__Given task__: Are you able to retype all the records below exactly?

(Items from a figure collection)
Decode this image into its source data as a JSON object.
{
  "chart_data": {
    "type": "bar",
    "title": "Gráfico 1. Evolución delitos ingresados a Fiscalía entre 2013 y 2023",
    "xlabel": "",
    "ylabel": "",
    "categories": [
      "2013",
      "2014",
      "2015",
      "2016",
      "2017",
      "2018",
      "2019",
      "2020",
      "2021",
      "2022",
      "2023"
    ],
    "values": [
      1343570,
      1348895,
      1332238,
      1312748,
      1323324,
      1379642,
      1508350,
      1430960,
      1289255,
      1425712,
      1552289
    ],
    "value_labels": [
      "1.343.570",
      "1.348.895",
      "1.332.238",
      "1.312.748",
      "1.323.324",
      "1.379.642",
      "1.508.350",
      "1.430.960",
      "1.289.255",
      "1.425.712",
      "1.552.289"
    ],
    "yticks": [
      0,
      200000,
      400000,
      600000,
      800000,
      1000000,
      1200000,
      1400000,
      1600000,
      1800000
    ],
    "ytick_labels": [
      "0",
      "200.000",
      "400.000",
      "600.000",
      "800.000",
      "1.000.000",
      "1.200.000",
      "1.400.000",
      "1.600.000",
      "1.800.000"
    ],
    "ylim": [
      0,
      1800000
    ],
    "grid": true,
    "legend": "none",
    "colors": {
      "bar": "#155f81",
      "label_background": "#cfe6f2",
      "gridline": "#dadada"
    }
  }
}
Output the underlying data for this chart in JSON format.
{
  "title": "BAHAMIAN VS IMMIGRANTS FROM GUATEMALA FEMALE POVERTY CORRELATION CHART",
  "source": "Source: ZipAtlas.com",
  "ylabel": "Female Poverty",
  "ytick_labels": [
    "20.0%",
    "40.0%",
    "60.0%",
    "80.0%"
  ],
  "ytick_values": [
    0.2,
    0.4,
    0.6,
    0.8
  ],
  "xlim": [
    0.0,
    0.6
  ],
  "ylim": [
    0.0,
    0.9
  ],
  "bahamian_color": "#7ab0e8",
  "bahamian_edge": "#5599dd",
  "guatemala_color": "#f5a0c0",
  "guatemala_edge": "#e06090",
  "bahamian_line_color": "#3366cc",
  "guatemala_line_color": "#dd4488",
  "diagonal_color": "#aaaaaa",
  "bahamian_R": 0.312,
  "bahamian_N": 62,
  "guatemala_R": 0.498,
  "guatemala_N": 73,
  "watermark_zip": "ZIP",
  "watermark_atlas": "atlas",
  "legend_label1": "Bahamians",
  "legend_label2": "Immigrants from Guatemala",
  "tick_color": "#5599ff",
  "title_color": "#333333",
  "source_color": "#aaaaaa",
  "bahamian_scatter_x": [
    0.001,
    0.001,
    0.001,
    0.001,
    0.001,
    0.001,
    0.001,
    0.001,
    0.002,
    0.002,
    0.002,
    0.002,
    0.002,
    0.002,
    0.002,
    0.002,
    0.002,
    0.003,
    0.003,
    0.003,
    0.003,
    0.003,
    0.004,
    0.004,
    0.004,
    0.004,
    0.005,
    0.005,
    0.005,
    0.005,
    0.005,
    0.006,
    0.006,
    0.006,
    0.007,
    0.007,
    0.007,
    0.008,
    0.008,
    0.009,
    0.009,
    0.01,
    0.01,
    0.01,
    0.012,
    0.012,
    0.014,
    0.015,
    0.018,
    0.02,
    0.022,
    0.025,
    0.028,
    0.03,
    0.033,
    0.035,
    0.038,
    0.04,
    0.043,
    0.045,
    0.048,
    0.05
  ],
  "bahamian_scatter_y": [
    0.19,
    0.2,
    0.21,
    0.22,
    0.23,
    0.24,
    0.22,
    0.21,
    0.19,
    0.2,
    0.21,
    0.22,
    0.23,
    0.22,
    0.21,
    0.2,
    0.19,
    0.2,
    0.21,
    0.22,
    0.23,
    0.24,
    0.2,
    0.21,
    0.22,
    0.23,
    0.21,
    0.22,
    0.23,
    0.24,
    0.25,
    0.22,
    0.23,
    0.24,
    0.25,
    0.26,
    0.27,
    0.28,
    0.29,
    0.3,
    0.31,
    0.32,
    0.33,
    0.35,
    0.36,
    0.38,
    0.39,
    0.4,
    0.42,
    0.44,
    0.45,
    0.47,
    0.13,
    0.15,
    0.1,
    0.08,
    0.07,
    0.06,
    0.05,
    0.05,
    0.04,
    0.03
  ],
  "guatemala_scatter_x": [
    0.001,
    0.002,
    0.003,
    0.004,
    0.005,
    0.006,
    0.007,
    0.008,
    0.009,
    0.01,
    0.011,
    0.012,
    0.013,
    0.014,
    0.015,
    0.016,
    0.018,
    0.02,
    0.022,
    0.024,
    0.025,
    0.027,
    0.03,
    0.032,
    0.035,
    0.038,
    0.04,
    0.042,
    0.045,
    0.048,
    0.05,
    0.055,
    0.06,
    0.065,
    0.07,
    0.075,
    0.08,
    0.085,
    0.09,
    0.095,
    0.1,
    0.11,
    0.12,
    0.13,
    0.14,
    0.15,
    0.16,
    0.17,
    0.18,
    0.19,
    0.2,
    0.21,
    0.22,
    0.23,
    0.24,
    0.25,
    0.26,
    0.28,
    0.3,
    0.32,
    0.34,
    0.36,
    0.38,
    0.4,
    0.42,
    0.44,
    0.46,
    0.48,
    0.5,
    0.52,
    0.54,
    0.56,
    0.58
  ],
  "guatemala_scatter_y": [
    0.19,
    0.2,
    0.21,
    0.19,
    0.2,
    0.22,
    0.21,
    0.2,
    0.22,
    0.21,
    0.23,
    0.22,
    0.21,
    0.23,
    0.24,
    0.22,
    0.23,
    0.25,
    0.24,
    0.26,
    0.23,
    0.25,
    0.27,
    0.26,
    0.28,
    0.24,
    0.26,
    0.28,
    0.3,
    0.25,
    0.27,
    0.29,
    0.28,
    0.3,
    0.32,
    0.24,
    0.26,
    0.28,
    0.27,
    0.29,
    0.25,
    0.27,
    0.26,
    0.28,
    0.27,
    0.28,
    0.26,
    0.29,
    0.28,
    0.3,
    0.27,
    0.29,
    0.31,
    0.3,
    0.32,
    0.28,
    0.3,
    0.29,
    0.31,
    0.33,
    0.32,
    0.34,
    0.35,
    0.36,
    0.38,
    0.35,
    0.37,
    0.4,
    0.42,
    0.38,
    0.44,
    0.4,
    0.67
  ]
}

__Response to this exercise__:
Decode this image into its source data as a JSON object.
{
  "chart_data": {
    "type": "bar",
    "title": "Gráfico 1. Evolución delitos ingresados a Fiscalía entre 2013 y 2023",
    "xlabel": "",
    "ylabel": "",
    "categories": [
      "2013",
      "2014",
      "2015",
      "2016",
      "2017",
      "2018",
      "2019",
      "2020",
      "2021",
      "2022",
      "2023"
    ],
    "values": [
      1343570,
      1348895,
      1332238,
      1312748,
      1323324,
      1379642,
      1508350,
      1430960,
      1289255,
      1425712,
      1552289
    ],
    "value_labels": [
      "1.343.570",
      "1.348.895",
      "1.332.238",
      "1.312.748",
      "1.323.324",
      "1.379.642",
      "1.508.350",
      "1.430.960",
      "1.289.255",
      "1.425.712",
      "1.552.289"
    ],
    "yticks": [
      0,
      200000,
      400000,
      600000,
      800000,
      1000000,
      1200000,
      1400000,
      1600000,
      1800000
    ],
    "ytick_labels": [
      "0",
      "200.000",
      "400.000",
      "600.000",
      "800.000",
      "1.000.000",
      "1.200.000",
      "1.400.000",
      "1.600.000",
      "1.800.000"
    ],
    "ylim": [
      0,
      1800000
    ],
    "grid": true,
    "legend": "none",
    "colors": {
      "bar": "#155f81",
      "label_background": "#cfe6f2",
      "gridline": "#dadada"
    }
  }
}
Output the underlying data for this chart in JSON format.
{
  "title": "BAHAMIAN VS IMMIGRANTS FROM GUATEMALA FEMALE POVERTY CORRELATION CHART",
  "source": "Source: ZipAtlas.com",
  "ylabel": "Female Poverty",
  "ytick_labels": [
    "20.0%",
    "40.0%",
    "60.0%",
    "80.0%"
  ],
  "ytick_values": [
    0.2,
    0.4,
    0.6,
    0.8
  ],
  "xlim": [
    0.0,
    0.6
  ],
  "ylim": [
    0.0,
    0.9
  ],
  "bahamian_color": "#7ab0e8",
  "bahamian_edge": "#5599dd",
  "guatemala_color": "#f5a0c0",
  "guatemala_edge": "#e06090",
  "bahamian_line_color": "#3366cc",
  "guatemala_line_color": "#dd4488",
  "diagonal_color": "#aaaaaa",
  "bahamian_R": 0.312,
  "bahamian_N": 62,
  "guatemala_R": 0.498,
  "guatemala_N": 73,
  "watermark_zip": "ZIP",
  "watermark_atlas": "atlas",
  "legend_label1": "Bahamians",
  "legend_label2": "Immigrants from Guatemala",
  "tick_color": "#5599ff",
  "title_color": "#333333",
  "source_color": "#aaaaaa",
  "bahamian_scatter_x": [
    0.001,
    0.001,
    0.001,
    0.001,
    0.001,
    0.001,
    0.001,
    0.001,
    0.002,
    0.002,
    0.002,
    0.002,
    0.002,
    0.002,
    0.002,
    0.002,
    0.002,
    0.003,
    0.003,
    0.003,
    0.003,
    0.003,
    0.004,
    0.004,
    0.004,
    0.004,
    0.005,
    0.005,
    0.005,
    0.005,
    0.005,
    0.006,
    0.006,
    0.006,
    0.007,
    0.007,
    0.007,
    0.008,
    0.008,
    0.009,
    0.009,
    0.01,
    0.01,
    0.01,
    0.012,
    0.012,
    0.014,
    0.015,
    0.018,
    0.02,
    0.022,
    0.025,
    0.028,
    0.03,
    0.033,
    0.035,
    0.038,
    0.04,
    0.043,
    0.045,
    0.048,
    0.05
  ],
  "bahamian_scatter_y": [
    0.19,
    0.2,
    0.21,
    0.22,
    0.23,
    0.24,
    0.22,
    0.21,
    0.19,
    0.2,
    0.21,
    0.22,
    0.23,
    0.22,
    0.21,
    0.2,
    0.19,
    0.2,
    0.21,
    0.22,
    0.23,
    0.24,
    0.2,
    0.21,
    0.22,
    0.23,
    0.21,
    0.22,
    0.23,
    0.24,
    0.25,
    0.22,
    0.23,
    0.24,
    0.25,
    0.26,
    0.27,
    0.28,
    0.29,
    0.3,
    0.31,
    0.32,
    0.33,
    0.35,
    0.36,
    0.38,
    0.39,
    0.4,
    0.42,
    0.44,
    0.45,
    0.47,
    0.13,
    0.15,
    0.1,
    0.08,
    0.07,
    0.06,
    0.05,
    0.05,
    0.04,
    0.03
  ],
  "guatemala_scatter_x": [
    0.001,
    0.002,
    0.003,
    0.004,
    0.005,
    0.006,
    0.007,
    0.008,
    0.009,
    0.01,
    0.011,
    0.012,
    0.013,
    0.014,
    0.015,
    0.016,
    0.018,
    0.02,
    0.022,
    0.024,
    0.025,
    0.027,
    0.03,
    0.032,
    0.035,
    0.038,
    0.04,
    0.042,
    0.045,
    0.048,
    0.05,
    0.055,
    0.06,
    0.065,
    0.07,
    0.075,
    0.08,
    0.085,
    0.09,
    0.095,
    0.1,
    0.11,
    0.12,
    0.13,
    0.14,
    0.15,
    0.16,
    0.17,
    0.18,
    0.19,
    0.2,
    0.21,
    0.22,
    0.23,
    0.24,
    0.25,
    0.26,
    0.28,
    0.3,
    0.32,
    0.34,
    0.36,
    0.38,
    0.4,
    0.42,
    0.44,
    0.46,
    0.48,
    0.5,
    0.52,
    0.54,
    0.56,
    0.58
  ],
  "guatemala_scatter_y": [
    0.19,
    0.2,
    0.21,
    0.19,
    0.2,
    0.22,
    0.21,
    0.2,
    0.22,
    0.21,
    0.23,
    0.22,
    0.21,
    0.23,
    0.24,
    0.22,
    0.23,
    0.25,
    0.24,
    0.26,
    0.23,
    0.25,
    0.27,
    0.26,
    0.28,
    0.24,
    0.26,
    0.28,
    0.3,
    0.25,
    0.27,
    0.29,
    0.28,
    0.3,
    0.32,
    0.24,
    0.26,
    0.28,
    0.27,
    0.29,
    0.25,
    0.27,
    0.26,
    0.28,
    0.27,
    0.28,
    0.26,
    0.29,
    0.28,
    0.3,
    0.27,
    0.29,
    0.31,
    0.3,
    0.32,
    0.28,
    0.3,
    0.29,
    0.31,
    0.33,
    0.32,
    0.34,
    0.35,
    0.36,
    0.38,
    0.35,
    0.37,
    0.4,
    0.42,
    0.38,
    0.44,
    0.4,
    0.67
  ]
}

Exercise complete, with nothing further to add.